Collected data:
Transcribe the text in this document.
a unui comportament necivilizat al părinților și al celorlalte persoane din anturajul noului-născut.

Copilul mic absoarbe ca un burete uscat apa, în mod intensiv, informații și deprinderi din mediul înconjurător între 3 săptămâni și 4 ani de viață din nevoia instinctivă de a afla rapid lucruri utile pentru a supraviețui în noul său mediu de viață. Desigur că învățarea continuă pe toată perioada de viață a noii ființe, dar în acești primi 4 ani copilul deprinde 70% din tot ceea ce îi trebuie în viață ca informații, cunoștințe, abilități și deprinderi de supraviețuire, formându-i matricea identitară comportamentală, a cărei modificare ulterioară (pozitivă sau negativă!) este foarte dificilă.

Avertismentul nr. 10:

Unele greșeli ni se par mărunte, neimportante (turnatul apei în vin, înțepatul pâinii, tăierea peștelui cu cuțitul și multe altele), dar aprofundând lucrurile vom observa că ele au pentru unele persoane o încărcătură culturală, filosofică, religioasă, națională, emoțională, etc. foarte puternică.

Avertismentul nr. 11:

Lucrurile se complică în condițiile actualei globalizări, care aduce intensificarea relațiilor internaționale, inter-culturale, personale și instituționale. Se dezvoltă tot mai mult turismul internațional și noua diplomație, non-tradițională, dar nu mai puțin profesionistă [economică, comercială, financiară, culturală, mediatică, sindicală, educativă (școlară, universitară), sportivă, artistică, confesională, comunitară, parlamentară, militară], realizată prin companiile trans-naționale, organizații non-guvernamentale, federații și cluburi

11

> **What you are asked to do**:
Extract all of the data above without altering anything.

> **Worked answer**:
Transcribe the text in this document.
a unui comportament necivilizat al părinților și al celorlalte persoane din anturajul noului-născut.

Copilul mic absoarbe ca un burete uscat apa, în mod intensiv, informații și deprinderi din mediul înconjurător între 3 săptămâni și 4 ani de viață din nevoia instinctivă de a afla rapid lucruri utile pentru a supraviețui în noul său mediu de viață. Desigur că învățarea continuă pe toată perioada de viață a noii ființe, dar în acești primi 4 ani copilul deprinde 70% din tot ceea ce îi trebuie în viață ca informații, cunoștințe, abilități și deprinderi de supraviețuire, formându-i matricea identitară comportamentală, a cărei modificare ulterioară (pozitivă sau negativă!) este foarte dificilă.

Avertismentul nr. 10:

Unele greșeli ni se par mărunte, neimportante (turnatul apei în vin, înțepatul pâinii, tăierea peștelui cu cuțitul și multe altele), dar aprofundând lucrurile vom observa că ele au pentru unele persoane o încărcătură culturală, filosofică, religioasă, națională, emoțională, etc. foarte puternică.

Avertismentul nr. 11:

Lucrurile se complică în condițiile actualei globalizări, care aduce intensificarea relațiilor internaționale, inter-culturale, personale și instituționale. Se dezvoltă tot mai mult turismul internațional și noua diplomație, non-tradițională, dar nu mai puțin profesionistă [economică, comercială, financiară, culturală, mediatică, sindicală, educativă (școlară, universitară), sportivă, artistică, confesională, comunitară, parlamentară, militară], realizată prin companiile trans-naționale, organizații non-guvernamentale, federații și cluburi

11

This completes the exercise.